▶ [Requirement]: Tell how many lines in the data below hold the string "严重人身伤害或重大财产损失"; give nothing but the number.

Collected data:

◇ ◇ ◇ ◇

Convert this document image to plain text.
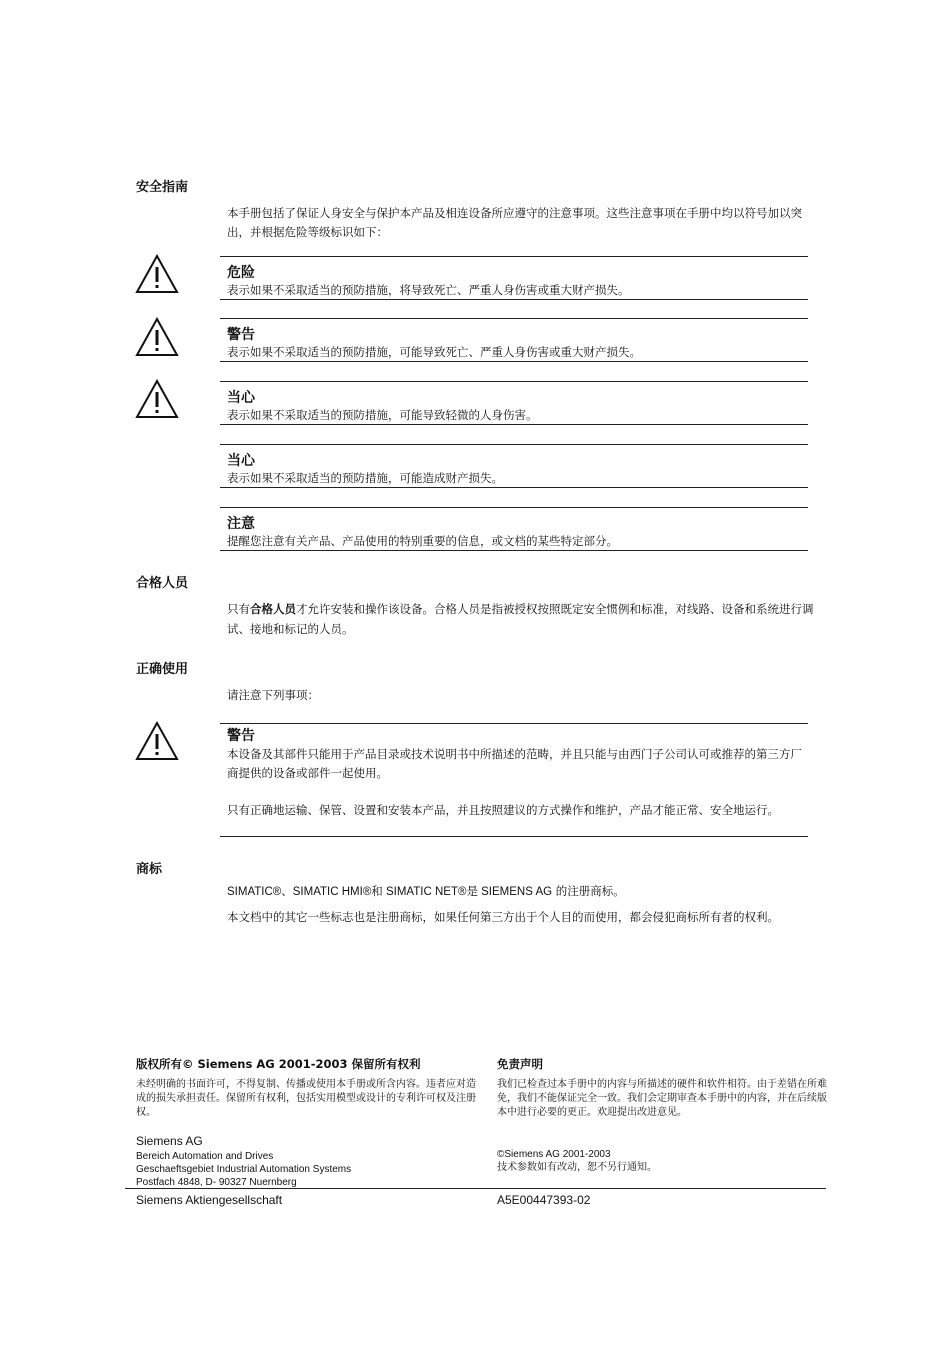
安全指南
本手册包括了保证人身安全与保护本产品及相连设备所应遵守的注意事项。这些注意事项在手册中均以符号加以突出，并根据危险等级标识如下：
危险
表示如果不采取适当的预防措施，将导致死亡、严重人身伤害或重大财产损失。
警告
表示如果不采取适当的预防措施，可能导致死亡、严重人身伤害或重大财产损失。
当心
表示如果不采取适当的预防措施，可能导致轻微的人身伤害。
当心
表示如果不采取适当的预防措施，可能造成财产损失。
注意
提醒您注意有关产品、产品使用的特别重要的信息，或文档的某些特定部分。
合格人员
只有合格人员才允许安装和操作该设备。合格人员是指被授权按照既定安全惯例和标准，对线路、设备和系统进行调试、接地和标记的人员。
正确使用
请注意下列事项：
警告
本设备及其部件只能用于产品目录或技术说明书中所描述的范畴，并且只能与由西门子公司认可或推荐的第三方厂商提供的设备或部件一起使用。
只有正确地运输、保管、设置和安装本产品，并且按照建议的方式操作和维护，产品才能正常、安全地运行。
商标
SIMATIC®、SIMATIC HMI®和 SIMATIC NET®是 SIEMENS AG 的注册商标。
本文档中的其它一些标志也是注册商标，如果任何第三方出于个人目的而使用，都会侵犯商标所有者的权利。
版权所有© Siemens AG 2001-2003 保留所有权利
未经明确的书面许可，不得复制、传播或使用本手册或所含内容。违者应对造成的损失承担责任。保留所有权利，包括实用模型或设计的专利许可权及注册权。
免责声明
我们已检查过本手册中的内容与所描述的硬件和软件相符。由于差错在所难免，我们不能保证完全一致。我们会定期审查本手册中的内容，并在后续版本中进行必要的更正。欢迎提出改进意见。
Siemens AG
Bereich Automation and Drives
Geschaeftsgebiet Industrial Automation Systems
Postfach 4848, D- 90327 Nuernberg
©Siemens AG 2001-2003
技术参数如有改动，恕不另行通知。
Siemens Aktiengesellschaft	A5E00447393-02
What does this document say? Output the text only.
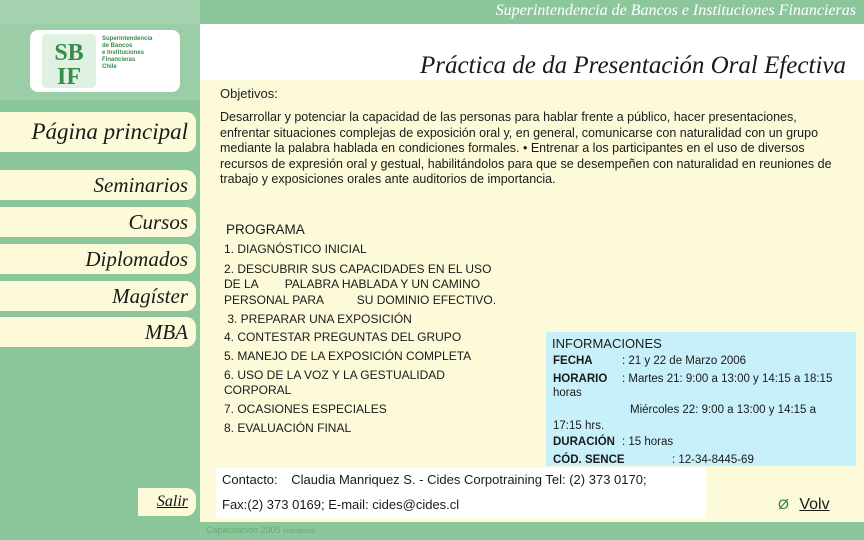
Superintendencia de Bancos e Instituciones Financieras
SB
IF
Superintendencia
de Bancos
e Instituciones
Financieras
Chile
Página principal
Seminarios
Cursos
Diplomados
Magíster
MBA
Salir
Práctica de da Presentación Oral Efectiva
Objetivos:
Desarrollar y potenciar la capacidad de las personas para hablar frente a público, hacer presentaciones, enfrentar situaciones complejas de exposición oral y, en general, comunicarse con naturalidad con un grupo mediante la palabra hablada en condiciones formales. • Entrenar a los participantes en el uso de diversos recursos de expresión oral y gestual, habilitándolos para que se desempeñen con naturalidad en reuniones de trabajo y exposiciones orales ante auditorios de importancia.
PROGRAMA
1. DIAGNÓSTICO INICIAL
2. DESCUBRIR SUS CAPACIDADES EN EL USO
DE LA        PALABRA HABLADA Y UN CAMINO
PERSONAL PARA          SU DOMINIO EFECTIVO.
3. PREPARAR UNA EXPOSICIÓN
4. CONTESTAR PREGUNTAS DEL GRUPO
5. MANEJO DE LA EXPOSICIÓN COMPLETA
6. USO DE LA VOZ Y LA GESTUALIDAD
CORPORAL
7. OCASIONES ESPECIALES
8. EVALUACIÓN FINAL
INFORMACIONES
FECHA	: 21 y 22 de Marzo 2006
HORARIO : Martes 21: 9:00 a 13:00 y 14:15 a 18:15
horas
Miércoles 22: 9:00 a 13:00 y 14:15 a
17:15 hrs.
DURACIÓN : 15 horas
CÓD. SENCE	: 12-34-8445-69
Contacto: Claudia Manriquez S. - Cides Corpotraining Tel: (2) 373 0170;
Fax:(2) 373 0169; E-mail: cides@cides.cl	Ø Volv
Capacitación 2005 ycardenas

◇ ◇ ◇ ◇

▶ [Reply]: 2